# SET PROBLEM:
Gather every line of the entries that includes the word "Олег".

# MATERIAL FOR THIS EXERCISE:

━━━━━━━━━━━━━━━━━━━━━━━━━━━━━━

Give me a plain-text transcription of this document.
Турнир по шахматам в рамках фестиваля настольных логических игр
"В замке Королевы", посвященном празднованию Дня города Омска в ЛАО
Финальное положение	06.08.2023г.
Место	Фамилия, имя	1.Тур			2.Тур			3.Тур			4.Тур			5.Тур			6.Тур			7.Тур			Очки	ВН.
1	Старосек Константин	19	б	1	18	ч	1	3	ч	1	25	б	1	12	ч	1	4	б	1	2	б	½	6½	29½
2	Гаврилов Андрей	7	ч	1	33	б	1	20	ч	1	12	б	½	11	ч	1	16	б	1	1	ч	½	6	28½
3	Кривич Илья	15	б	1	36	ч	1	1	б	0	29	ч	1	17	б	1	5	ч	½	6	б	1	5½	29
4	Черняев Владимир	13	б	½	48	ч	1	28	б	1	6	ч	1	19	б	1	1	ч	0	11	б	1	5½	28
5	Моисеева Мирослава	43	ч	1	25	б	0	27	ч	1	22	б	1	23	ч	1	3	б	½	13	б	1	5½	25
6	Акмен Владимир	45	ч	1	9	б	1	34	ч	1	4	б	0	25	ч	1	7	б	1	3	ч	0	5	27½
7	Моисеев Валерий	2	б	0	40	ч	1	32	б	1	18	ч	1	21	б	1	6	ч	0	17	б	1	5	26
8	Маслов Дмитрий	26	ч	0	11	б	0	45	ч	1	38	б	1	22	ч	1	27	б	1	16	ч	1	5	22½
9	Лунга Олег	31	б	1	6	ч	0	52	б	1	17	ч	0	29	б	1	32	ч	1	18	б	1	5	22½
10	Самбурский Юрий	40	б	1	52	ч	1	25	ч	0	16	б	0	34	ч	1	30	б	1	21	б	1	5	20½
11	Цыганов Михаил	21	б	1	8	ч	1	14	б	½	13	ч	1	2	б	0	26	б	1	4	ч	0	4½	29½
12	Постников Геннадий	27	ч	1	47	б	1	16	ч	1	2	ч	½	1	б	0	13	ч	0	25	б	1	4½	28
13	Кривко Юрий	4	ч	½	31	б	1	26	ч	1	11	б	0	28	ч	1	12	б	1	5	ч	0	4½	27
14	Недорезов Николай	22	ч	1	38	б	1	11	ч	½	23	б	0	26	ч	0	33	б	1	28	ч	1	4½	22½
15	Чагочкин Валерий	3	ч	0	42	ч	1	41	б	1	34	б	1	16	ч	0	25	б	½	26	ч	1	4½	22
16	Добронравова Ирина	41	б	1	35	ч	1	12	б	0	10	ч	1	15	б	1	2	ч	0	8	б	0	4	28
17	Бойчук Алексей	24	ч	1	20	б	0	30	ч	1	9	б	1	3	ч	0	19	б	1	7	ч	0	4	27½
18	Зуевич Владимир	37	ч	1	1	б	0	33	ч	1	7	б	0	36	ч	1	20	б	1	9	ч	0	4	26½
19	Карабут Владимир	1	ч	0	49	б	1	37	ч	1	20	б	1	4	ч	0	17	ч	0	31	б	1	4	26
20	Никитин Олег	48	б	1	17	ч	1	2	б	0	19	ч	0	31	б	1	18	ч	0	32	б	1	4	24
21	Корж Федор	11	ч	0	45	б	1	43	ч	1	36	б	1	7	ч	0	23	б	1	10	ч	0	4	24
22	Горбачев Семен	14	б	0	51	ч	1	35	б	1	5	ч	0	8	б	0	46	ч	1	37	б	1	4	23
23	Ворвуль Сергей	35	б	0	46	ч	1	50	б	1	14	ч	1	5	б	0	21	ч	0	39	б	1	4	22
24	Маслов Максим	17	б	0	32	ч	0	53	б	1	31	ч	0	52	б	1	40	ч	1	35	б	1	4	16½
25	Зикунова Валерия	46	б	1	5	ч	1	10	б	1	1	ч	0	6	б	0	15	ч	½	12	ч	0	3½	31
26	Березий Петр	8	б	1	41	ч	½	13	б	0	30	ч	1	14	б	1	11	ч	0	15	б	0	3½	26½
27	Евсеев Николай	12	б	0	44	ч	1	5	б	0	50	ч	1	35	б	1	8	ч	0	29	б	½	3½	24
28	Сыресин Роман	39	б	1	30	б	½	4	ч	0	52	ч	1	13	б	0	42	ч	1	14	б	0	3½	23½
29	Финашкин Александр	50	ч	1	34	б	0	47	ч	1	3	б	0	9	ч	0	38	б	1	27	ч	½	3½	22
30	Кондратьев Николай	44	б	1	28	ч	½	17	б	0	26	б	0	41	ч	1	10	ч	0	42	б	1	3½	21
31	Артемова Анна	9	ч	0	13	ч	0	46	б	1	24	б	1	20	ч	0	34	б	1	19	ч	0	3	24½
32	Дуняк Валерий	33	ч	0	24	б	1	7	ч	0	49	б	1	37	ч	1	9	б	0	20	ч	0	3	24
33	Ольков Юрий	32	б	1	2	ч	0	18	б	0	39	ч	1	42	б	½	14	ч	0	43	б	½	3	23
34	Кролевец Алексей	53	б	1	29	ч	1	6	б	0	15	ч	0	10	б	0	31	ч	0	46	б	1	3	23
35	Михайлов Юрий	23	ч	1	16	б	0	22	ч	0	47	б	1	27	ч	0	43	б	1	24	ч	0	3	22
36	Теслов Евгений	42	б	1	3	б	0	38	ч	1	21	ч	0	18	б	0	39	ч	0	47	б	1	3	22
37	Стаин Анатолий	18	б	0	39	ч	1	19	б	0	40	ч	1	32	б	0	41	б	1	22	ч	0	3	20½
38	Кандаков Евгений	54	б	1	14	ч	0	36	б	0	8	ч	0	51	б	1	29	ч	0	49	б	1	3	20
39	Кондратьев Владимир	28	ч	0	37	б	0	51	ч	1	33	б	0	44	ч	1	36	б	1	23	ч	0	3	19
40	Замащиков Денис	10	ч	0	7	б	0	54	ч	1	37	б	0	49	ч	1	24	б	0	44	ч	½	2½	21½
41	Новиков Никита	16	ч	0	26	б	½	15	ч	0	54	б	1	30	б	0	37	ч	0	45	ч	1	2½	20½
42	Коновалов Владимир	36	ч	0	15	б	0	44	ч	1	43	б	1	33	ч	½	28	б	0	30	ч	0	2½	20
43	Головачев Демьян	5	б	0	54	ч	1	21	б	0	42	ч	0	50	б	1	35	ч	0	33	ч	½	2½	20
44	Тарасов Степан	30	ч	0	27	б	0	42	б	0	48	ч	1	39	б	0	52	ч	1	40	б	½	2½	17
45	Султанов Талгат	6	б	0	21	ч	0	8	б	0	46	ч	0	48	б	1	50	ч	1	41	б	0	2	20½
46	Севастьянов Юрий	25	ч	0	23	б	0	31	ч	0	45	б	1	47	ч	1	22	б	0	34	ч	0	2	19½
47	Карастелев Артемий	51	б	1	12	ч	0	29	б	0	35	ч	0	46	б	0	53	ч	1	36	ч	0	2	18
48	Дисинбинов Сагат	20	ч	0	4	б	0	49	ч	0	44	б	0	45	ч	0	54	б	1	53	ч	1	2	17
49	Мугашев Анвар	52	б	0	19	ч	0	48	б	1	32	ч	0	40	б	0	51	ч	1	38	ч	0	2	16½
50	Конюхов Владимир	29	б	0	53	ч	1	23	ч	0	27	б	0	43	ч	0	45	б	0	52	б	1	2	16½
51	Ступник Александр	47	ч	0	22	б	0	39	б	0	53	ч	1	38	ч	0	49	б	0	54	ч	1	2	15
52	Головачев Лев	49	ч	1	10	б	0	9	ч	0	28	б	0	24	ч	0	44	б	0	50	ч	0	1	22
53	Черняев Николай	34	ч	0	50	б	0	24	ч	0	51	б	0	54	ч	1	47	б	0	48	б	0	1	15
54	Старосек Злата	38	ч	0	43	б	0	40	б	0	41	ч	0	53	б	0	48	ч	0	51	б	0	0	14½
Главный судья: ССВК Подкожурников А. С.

━━━━━━━━━━━━━━━━━━━━━━━━━━━━━━

# EXERCISE RESPONSE:
9	Лунга Олег	31	б	1	6	ч	0	52	б	1	17	ч	0	29	б	1	32	ч	1	18	б	1	5	22½
20	Никитин Олег	48	б	1	17	ч	1	2	б	0	19	ч	0	31	б	1	18	ч	0	32	б	1	4	24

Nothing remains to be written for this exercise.